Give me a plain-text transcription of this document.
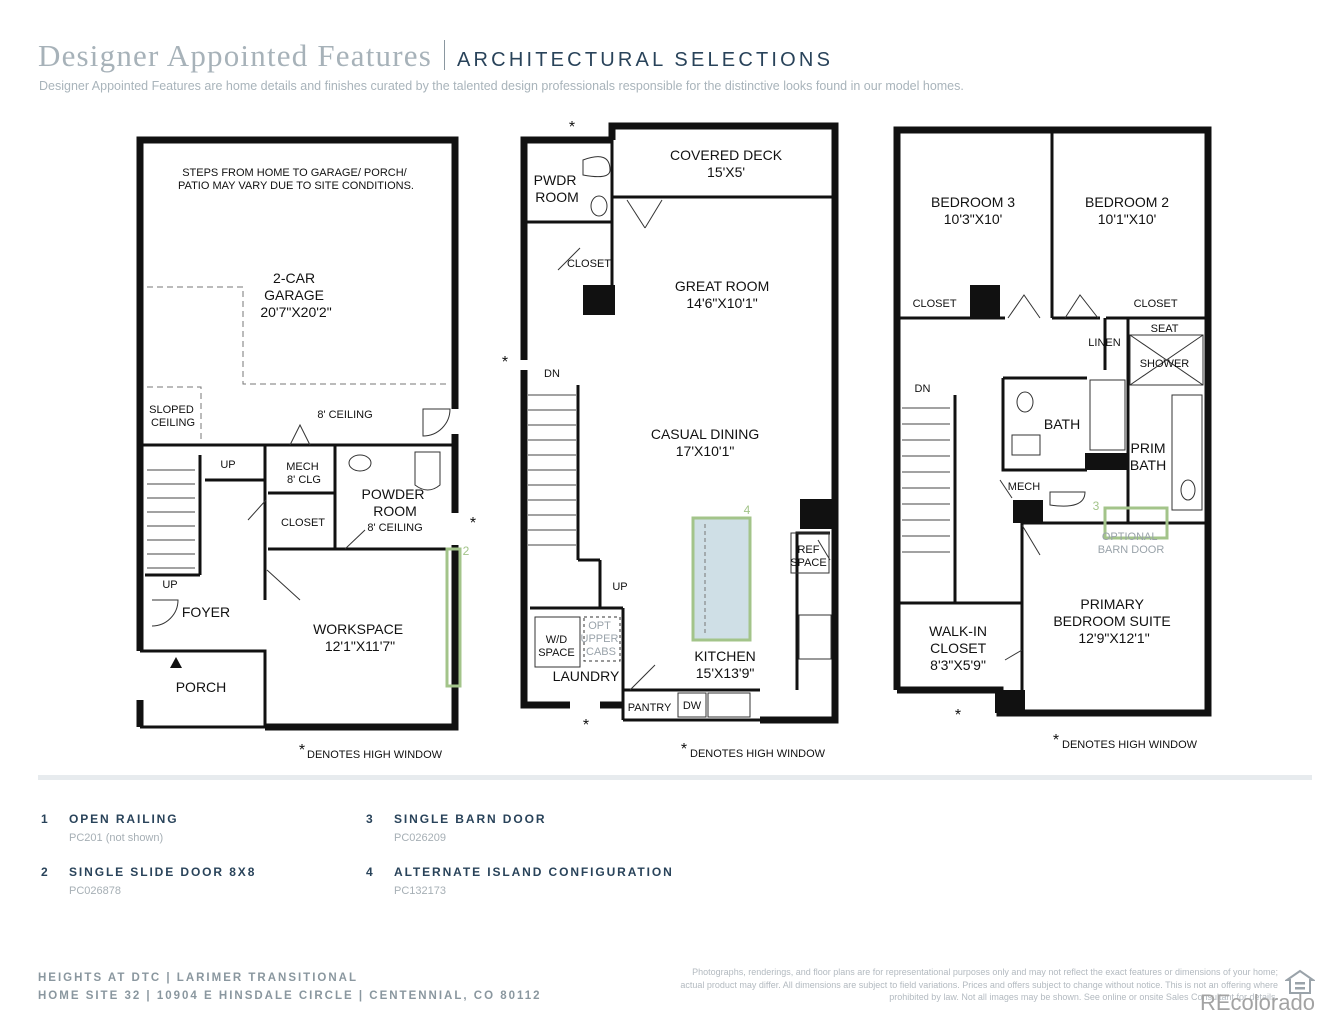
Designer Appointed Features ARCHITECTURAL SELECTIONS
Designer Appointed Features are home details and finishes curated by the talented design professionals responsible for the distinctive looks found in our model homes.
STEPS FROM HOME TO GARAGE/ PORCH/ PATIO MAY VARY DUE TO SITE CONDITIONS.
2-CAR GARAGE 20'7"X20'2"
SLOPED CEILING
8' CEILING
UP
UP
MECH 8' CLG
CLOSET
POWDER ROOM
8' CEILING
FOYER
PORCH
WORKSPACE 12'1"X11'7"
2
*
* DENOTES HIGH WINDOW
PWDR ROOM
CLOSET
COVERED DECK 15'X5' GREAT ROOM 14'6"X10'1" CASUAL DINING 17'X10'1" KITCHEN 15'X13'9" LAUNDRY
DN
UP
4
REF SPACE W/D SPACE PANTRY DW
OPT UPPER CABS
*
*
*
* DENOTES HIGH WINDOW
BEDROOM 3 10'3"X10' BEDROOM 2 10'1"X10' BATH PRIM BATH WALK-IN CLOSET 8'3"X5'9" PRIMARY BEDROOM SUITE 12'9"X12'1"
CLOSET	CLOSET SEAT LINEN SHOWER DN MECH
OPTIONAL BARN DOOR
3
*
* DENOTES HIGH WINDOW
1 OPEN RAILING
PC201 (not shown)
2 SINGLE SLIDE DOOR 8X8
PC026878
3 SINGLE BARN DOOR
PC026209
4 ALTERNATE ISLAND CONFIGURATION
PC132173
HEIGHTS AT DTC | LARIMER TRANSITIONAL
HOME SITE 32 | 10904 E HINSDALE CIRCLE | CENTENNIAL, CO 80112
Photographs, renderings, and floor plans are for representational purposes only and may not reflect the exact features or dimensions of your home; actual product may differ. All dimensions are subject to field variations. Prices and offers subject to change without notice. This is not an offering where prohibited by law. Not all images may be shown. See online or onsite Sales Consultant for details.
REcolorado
____
=== Exercise goal ===
How many lines of the listing include the string "Designer"? Answer with the number alone.

=== Response to this task ===
2